- _WHAT NEEDS TO BE DONE_:
Extract the full set of records that follows, word for word.
____
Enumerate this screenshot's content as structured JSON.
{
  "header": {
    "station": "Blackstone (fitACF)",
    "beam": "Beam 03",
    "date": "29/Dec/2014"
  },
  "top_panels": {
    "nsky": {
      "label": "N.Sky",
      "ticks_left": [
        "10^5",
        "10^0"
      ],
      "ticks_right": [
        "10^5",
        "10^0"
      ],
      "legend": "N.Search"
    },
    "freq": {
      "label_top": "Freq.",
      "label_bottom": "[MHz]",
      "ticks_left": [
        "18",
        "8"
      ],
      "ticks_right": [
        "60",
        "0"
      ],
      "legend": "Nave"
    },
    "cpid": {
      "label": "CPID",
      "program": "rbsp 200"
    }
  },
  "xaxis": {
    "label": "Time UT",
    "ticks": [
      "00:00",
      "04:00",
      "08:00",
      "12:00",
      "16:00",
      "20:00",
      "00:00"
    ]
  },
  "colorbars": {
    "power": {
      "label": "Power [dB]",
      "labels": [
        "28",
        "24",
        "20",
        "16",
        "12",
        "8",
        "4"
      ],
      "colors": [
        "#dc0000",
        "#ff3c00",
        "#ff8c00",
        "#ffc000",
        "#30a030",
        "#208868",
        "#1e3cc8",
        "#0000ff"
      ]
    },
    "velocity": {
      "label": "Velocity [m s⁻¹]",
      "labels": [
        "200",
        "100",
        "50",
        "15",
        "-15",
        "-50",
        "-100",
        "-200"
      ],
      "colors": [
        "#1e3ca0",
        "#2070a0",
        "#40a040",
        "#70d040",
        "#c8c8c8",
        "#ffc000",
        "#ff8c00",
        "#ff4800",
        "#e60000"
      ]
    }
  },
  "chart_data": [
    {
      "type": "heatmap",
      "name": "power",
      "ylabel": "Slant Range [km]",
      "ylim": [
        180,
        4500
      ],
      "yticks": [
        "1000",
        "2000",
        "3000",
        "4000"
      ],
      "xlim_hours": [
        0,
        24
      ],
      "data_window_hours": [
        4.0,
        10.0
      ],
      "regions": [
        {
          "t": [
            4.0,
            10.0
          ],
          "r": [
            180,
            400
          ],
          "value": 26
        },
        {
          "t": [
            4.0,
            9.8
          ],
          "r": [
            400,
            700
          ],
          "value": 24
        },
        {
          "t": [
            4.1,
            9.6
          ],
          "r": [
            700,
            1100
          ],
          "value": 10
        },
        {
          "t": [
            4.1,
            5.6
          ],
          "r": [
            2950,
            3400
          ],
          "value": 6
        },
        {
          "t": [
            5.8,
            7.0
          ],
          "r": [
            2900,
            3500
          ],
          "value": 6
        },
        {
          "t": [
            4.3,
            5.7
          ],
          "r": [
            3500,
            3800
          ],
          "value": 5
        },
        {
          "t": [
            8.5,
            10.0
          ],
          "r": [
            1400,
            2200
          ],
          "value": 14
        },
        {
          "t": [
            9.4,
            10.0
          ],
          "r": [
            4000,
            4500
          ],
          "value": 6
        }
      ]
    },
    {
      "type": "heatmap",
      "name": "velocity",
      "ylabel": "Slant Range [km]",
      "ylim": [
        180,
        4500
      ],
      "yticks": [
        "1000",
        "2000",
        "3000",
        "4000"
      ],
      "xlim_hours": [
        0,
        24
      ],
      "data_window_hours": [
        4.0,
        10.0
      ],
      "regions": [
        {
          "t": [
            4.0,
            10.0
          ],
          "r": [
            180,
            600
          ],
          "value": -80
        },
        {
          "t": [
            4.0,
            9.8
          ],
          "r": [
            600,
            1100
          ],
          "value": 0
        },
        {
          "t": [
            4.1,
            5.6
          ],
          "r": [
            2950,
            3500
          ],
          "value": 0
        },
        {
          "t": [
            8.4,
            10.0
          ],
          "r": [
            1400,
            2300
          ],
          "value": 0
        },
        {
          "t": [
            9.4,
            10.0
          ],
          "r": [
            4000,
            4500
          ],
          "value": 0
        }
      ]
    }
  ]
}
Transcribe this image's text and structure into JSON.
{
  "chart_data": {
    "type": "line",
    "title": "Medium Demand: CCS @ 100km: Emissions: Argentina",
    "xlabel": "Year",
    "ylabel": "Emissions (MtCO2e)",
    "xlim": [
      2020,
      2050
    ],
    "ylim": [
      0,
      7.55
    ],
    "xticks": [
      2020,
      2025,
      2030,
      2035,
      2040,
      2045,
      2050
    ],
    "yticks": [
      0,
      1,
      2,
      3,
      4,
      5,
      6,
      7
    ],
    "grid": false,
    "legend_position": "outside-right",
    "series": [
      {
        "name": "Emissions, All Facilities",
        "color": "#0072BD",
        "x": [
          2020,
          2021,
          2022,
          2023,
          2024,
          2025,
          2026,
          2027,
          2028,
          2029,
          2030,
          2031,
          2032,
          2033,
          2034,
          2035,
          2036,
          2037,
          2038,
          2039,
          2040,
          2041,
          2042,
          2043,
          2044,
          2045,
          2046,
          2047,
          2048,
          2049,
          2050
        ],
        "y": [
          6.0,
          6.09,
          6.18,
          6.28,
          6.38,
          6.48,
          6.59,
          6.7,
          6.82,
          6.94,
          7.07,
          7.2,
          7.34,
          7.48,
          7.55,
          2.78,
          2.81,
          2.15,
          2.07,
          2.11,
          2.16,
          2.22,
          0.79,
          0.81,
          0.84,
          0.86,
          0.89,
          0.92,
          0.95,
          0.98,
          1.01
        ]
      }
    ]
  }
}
____
- _TASK OUTPUT_:
Enumerate this screenshot's content as structured JSON.
{
  "header": {
    "station": "Blackstone (fitACF)",
    "beam": "Beam 03",
    "date": "29/Dec/2014"
  },
  "top_panels": {
    "nsky": {
      "label": "N.Sky",
      "ticks_left": [
        "10^5",
        "10^0"
      ],
      "ticks_right": [
        "10^5",
        "10^0"
      ],
      "legend": "N.Search"
    },
    "freq": {
      "label_top": "Freq.",
      "label_bottom": "[MHz]",
      "ticks_left": [
        "18",
        "8"
      ],
      "ticks_right": [
        "60",
        "0"
      ],
      "legend": "Nave"
    },
    "cpid": {
      "label": "CPID",
      "program": "rbsp 200"
    }
  },
  "xaxis": {
    "label": "Time UT",
    "ticks": [
      "00:00",
      "04:00",
      "08:00",
      "12:00",
      "16:00",
      "20:00",
      "00:00"
    ]
  },
  "colorbars": {
    "power": {
      "label": "Power [dB]",
      "labels": [
        "28",
        "24",
        "20",
        "16",
        "12",
        "8",
        "4"
      ],
      "colors": [
        "#dc0000",
        "#ff3c00",
        "#ff8c00",
        "#ffc000",
        "#30a030",
        "#208868",
        "#1e3cc8",
        "#0000ff"
      ]
    },
    "velocity": {
      "label": "Velocity [m s⁻¹]",
      "labels": [
        "200",
        "100",
        "50",
        "15",
        "-15",
        "-50",
        "-100",
        "-200"
      ],
      "colors": [
        "#1e3ca0",
        "#2070a0",
        "#40a040",
        "#70d040",
        "#c8c8c8",
        "#ffc000",
        "#ff8c00",
        "#ff4800",
        "#e60000"
      ]
    }
  },
  "chart_data": [
    {
      "type": "heatmap",
      "name": "power",
      "ylabel": "Slant Range [km]",
      "ylim": [
        180,
        4500
      ],
      "yticks": [
        "1000",
        "2000",
        "3000",
        "4000"
      ],
      "xlim_hours": [
        0,
        24
      ],
      "data_window_hours": [
        4.0,
        10.0
      ],
      "regions": [
        {
          "t": [
            4.0,
            10.0
          ],
          "r": [
            180,
            400
          ],
          "value": 26
        },
        {
          "t": [
            4.0,
            9.8
          ],
          "r": [
            400,
            700
          ],
          "value": 24
        },
        {
          "t": [
            4.1,
            9.6
          ],
          "r": [
            700,
            1100
          ],
          "value": 10
        },
        {
          "t": [
            4.1,
            5.6
          ],
          "r": [
            2950,
            3400
          ],
          "value": 6
        },
        {
          "t": [
            5.8,
            7.0
          ],
          "r": [
            2900,
            3500
          ],
          "value": 6
        },
        {
          "t": [
            4.3,
            5.7
          ],
          "r": [
            3500,
            3800
          ],
          "value": 5
        },
        {
          "t": [
            8.5,
            10.0
          ],
          "r": [
            1400,
            2200
          ],
          "value": 14
        },
        {
          "t": [
            9.4,
            10.0
          ],
          "r": [
            4000,
            4500
          ],
          "value": 6
        }
      ]
    },
    {
      "type": "heatmap",
      "name": "velocity",
      "ylabel": "Slant Range [km]",
      "ylim": [
        180,
        4500
      ],
      "yticks": [
        "1000",
        "2000",
        "3000",
        "4000"
      ],
      "xlim_hours": [
        0,
        24
      ],
      "data_window_hours": [
        4.0,
        10.0
      ],
      "regions": [
        {
          "t": [
            4.0,
            10.0
          ],
          "r": [
            180,
            600
          ],
          "value": -80
        },
        {
          "t": [
            4.0,
            9.8
          ],
          "r": [
            600,
            1100
          ],
          "value": 0
        },
        {
          "t": [
            4.1,
            5.6
          ],
          "r": [
            2950,
            3500
          ],
          "value": 0
        },
        {
          "t": [
            8.4,
            10.0
          ],
          "r": [
            1400,
            2300
          ],
          "value": 0
        },
        {
          "t": [
            9.4,
            10.0
          ],
          "r": [
            4000,
            4500
          ],
          "value": 0
        }
      ]
    }
  ]
}
Transcribe this image's text and structure into JSON.
{
  "chart_data": {
    "type": "line",
    "title": "Medium Demand: CCS @ 100km: Emissions: Argentina",
    "xlabel": "Year",
    "ylabel": "Emissions (MtCO2e)",
    "xlim": [
      2020,
      2050
    ],
    "ylim": [
      0,
      7.55
    ],
    "xticks": [
      2020,
      2025,
      2030,
      2035,
      2040,
      2045,
      2050
    ],
    "yticks": [
      0,
      1,
      2,
      3,
      4,
      5,
      6,
      7
    ],
    "grid": false,
    "legend_position": "outside-right",
    "series": [
      {
        "name": "Emissions, All Facilities",
        "color": "#0072BD",
        "x": [
          2020,
          2021,
          2022,
          2023,
          2024,
          2025,
          2026,
          2027,
          2028,
          2029,
          2030,
          2031,
          2032,
          2033,
          2034,
          2035,
          2036,
          2037,
          2038,
          2039,
          2040,
          2041,
          2042,
          2043,
          2044,
          2045,
          2046,
          2047,
          2048,
          2049,
          2050
        ],
        "y": [
          6.0,
          6.09,
          6.18,
          6.28,
          6.38,
          6.48,
          6.59,
          6.7,
          6.82,
          6.94,
          7.07,
          7.2,
          7.34,
          7.48,
          7.55,
          2.78,
          2.81,
          2.15,
          2.07,
          2.11,
          2.16,
          2.22,
          0.79,
          0.81,
          0.84,
          0.86,
          0.89,
          0.92,
          0.95,
          0.98,
          1.01
        ]
      }
    ]
  }
}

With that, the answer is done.